Dataset extract:

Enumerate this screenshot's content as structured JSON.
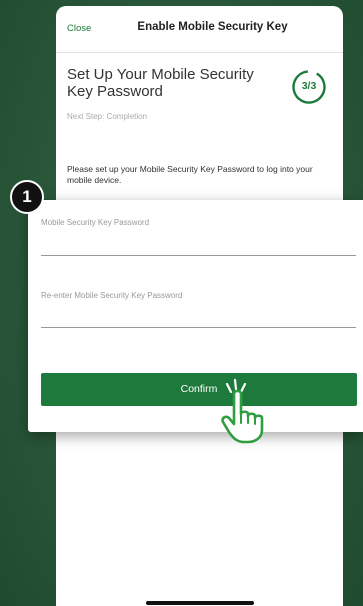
{
  "header": {
    "close_label": "Close",
    "title": "Enable Mobile Security Key"
  },
  "setup": {
    "heading_line1": "Set Up Your Mobile Security",
    "heading_line2": "Key Password",
    "step_indicator": "3/3",
    "next_step": "Next Step: Completion",
    "instruction": "Please set up your Mobile Security Key Password to log into your mobile device."
  },
  "form": {
    "password_label": "Mobile Security Key Password",
    "reenter_label": "Re-enter Mobile Security Key Password",
    "confirm_label": "Confirm"
  },
  "callout": {
    "badge_number": "1"
  },
  "colors": {
    "accent": "#1e7a3c",
    "background": "#2c5a3b"
  },
  "icons": {
    "pointer": "hand-pointer-icon",
    "progress": "progress-ring-icon"
  }
}
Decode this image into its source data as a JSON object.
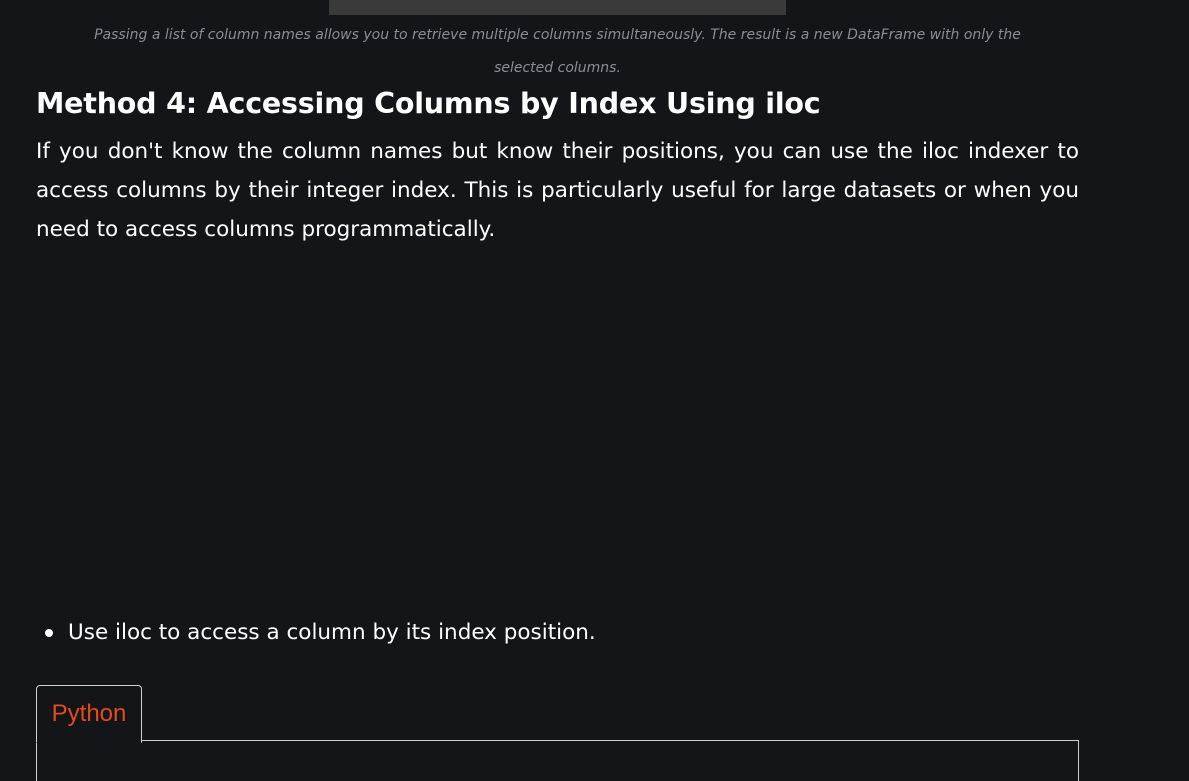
{
  "caption": {
    "line1": "Passing a list of column names allows you to retrieve multiple columns simultaneously. The result is a new DataFrame with only the",
    "line2": "selected columns."
  },
  "section": {
    "heading": "Method 4: Accessing Columns by Index Using iloc",
    "paragraph": "If you don't know the column names but know their positions, you can use the iloc indexer to access columns by their integer index. This is particularly useful for large datasets or when you need to access columns programmatically."
  },
  "bullets": [
    "Use iloc to access a column by its index position."
  ],
  "code_tabs": [
    {
      "label": "Python",
      "active": true
    }
  ],
  "colors": {
    "background": "#141519",
    "text": "#ffffff",
    "caption": "#8b8d94",
    "tab_accent": "#e24a1f",
    "tab_border": "#d0d0d0"
  }
}
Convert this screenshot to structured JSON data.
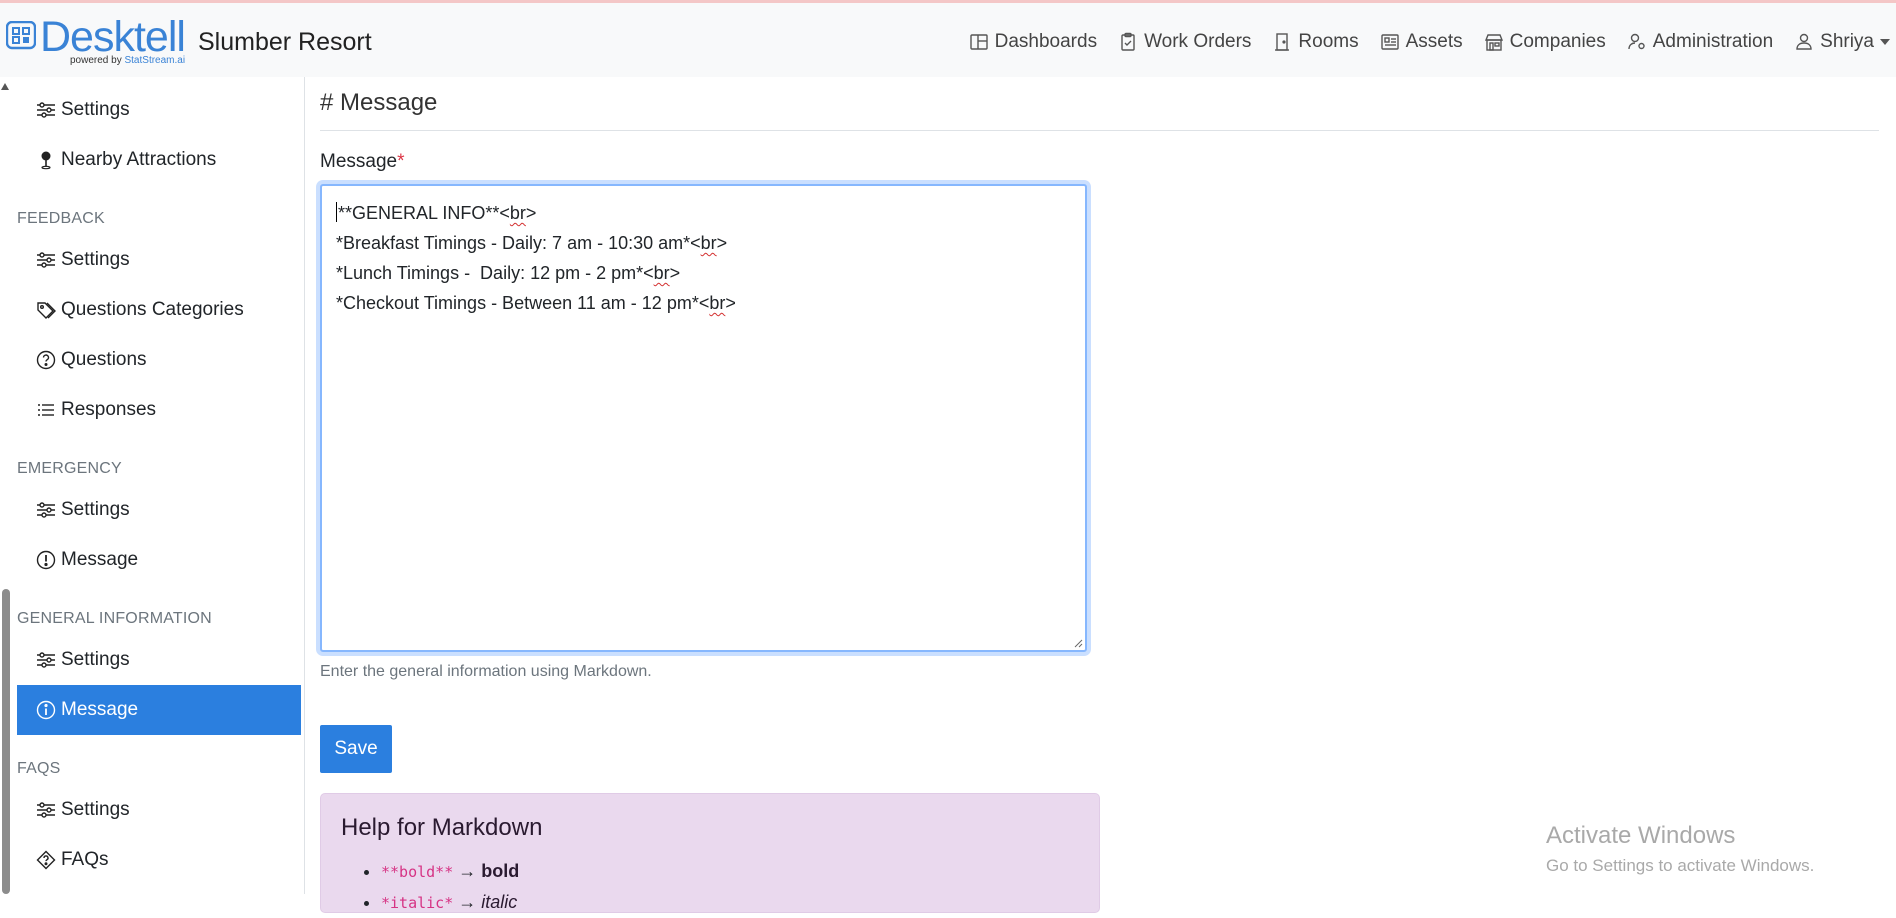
{
  "brand": {
    "name": "Desktell",
    "powered_prefix": "powered by ",
    "powered_name": "StatStream.ai"
  },
  "app_title": "Slumber Resort",
  "nav": {
    "items": [
      {
        "label": "Dashboards",
        "icon": "dashboard-icon"
      },
      {
        "label": "Work Orders",
        "icon": "clipboard-icon"
      },
      {
        "label": "Rooms",
        "icon": "door-icon"
      },
      {
        "label": "Assets",
        "icon": "assets-icon"
      },
      {
        "label": "Companies",
        "icon": "building-icon"
      },
      {
        "label": "Administration",
        "icon": "user-gear-icon"
      }
    ],
    "user": "Shriya"
  },
  "sidebar": {
    "top_items": [
      {
        "label": "Settings",
        "icon": "sliders-icon"
      },
      {
        "label": "Nearby Attractions",
        "icon": "pin-icon"
      }
    ],
    "sections": [
      {
        "title": "FEEDBACK",
        "items": [
          {
            "label": "Settings",
            "icon": "sliders-icon"
          },
          {
            "label": "Questions Categories",
            "icon": "tags-icon"
          },
          {
            "label": "Questions",
            "icon": "question-icon"
          },
          {
            "label": "Responses",
            "icon": "list-icon"
          }
        ]
      },
      {
        "title": "EMERGENCY",
        "items": [
          {
            "label": "Settings",
            "icon": "sliders-icon"
          },
          {
            "label": "Message",
            "icon": "exclamation-icon"
          }
        ]
      },
      {
        "title": "GENERAL INFORMATION",
        "items": [
          {
            "label": "Settings",
            "icon": "sliders-icon"
          },
          {
            "label": "Message",
            "icon": "info-icon",
            "active": true
          }
        ]
      },
      {
        "title": "FAQs",
        "items": [
          {
            "label": "Settings",
            "icon": "sliders-icon"
          },
          {
            "label": "FAQs",
            "icon": "diamond-question-icon"
          }
        ]
      }
    ]
  },
  "main": {
    "title": "# Message",
    "field_label": "Message",
    "required_mark": "*",
    "textarea_lines": [
      "**GENERAL INFO**<br>",
      "*Breakfast Timings - Daily: 7 am - 10:30 am*<br>",
      "*Lunch Timings -  Daily: 12 pm - 2 pm*<br>",
      "*Checkout Timings - Between 11 am - 12 pm*<br>"
    ],
    "help_text": "Enter the general information using Markdown.",
    "save_label": "Save",
    "markdown_help": {
      "title": "Help for Markdown",
      "items": [
        {
          "code": "**bold**",
          "arrow": "→",
          "result": "bold"
        },
        {
          "code": "*italic*",
          "arrow": "→",
          "result": "italic"
        }
      ]
    }
  },
  "watermark": {
    "title": "Activate Windows",
    "subtitle": "Go to Settings to activate Windows."
  },
  "colors": {
    "primary": "#2b7fdf",
    "brand": "#3a83d6",
    "help_bg": "#ead9ee",
    "required": "#dc3545"
  }
}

The problem: Will you set down the records word for word while leaving out every picture?

Result:
Enumerate this screenshot's content as structured JSON.
{
  "header": {
    "close_label": "Close",
    "title": "Enable Mobile Security Key"
  },
  "setup": {
    "heading_line1": "Set Up Your Mobile Security",
    "heading_line2": "Key Password",
    "step_indicator": "3/3",
    "next_step": "Next Step: Completion",
    "instruction": "Please set up your Mobile Security Key Password to log into your mobile device."
  },
  "form": {
    "password_label": "Mobile Security Key Password",
    "reenter_label": "Re-enter Mobile Security Key Password",
    "confirm_label": "Confirm"
  },
  "callout": {
    "badge_number": "1"
  },
  "colors": {
    "accent": "#1e7a3c",
    "background": "#2c5a3b"
  },
  "icons": {
    "pointer": "hand-pointer-icon",
    "progress": "progress-ring-icon"
  }
}
Decode this image into its source data as a JSON object.
{
  "caption": {
    "line1": "Passing a list of column names allows you to retrieve multiple columns simultaneously. The result is a new DataFrame with only the",
    "line2": "selected columns."
  },
  "section": {
    "heading": "Method 4: Accessing Columns by Index Using iloc",
    "paragraph": "If you don't know the column names but know their positions, you can use the iloc indexer to access columns by their integer index. This is particularly useful for large datasets or when you need to access columns programmatically."
  },
  "bullets": [
    "Use iloc to access a column by its index position."
  ],
  "code_tabs": [
    {
      "label": "Python",
      "active": true
    }
  ],
  "colors": {
    "background": "#141519",
    "text": "#ffffff",
    "caption": "#8b8d94",
    "tab_accent": "#e24a1f",
    "tab_border": "#d0d0d0"
  }
}
Convert this screenshot to structured JSON data.
{
  "brand": {
    "name": "Desktell",
    "powered_prefix": "powered by ",
    "powered_name": "StatStream.ai"
  },
  "app_title": "Slumber Resort",
  "nav": {
    "items": [
      {
        "label": "Dashboards",
        "icon": "dashboard-icon"
      },
      {
        "label": "Work Orders",
        "icon": "clipboard-icon"
      },
      {
        "label": "Rooms",
        "icon": "door-icon"
      },
      {
        "label": "Assets",
        "icon": "assets-icon"
      },
      {
        "label": "Companies",
        "icon": "building-icon"
      },
      {
        "label": "Administration",
        "icon": "user-gear-icon"
      }
    ],
    "user": "Shriya"
  },
  "sidebar": {
    "top_items": [
      {
        "label": "Settings",
        "icon": "sliders-icon"
      },
      {
        "label": "Nearby Attractions",
        "icon": "pin-icon"
      }
    ],
    "sections": [
      {
        "title": "FEEDBACK",
        "items": [
          {
            "label": "Settings",
            "icon": "sliders-icon"
          },
          {
            "label": "Questions Categories",
            "icon": "tags-icon"
          },
          {
            "label": "Questions",
            "icon": "question-icon"
          },
          {
            "label": "Responses",
            "icon": "list-icon"
          }
        ]
      },
      {
        "title": "EMERGENCY",
        "items": [
          {
            "label": "Settings",
            "icon": "sliders-icon"
          },
          {
            "label": "Message",
            "icon": "exclamation-icon"
          }
        ]
      },
      {
        "title": "GENERAL INFORMATION",
        "items": [
          {
            "label": "Settings",
            "icon": "sliders-icon"
          },
          {
            "label": "Message",
            "icon": "info-icon",
            "active": true
          }
        ]
      },
      {
        "title": "FAQs",
        "items": [
          {
            "label": "Settings",
            "icon": "sliders-icon"
          },
          {
            "label": "FAQs",
            "icon": "diamond-question-icon"
          }
        ]
      }
    ]
  },
  "main": {
    "title": "# Message",
    "field_label": "Message",
    "required_mark": "*",
    "textarea_lines": [
      "**GENERAL INFO**<br>",
      "*Breakfast Timings - Daily: 7 am - 10:30 am*<br>",
      "*Lunch Timings -  Daily: 12 pm - 2 pm*<br>",
      "*Checkout Timings - Between 11 am - 12 pm*<br>"
    ],
    "help_text": "Enter the general information using Markdown.",
    "save_label": "Save",
    "markdown_help": {
      "title": "Help for Markdown",
      "items": [
        {
          "code": "**bold**",
          "arrow": "→",
          "result": "bold"
        },
        {
          "code": "*italic*",
          "arrow": "→",
          "result": "italic"
        }
      ]
    }
  },
  "watermark": {
    "title": "Activate Windows",
    "subtitle": "Go to Settings to activate Windows."
  },
  "colors": {
    "primary": "#2b7fdf",
    "brand": "#3a83d6",
    "help_bg": "#ead9ee",
    "required": "#dc3545"
  }
}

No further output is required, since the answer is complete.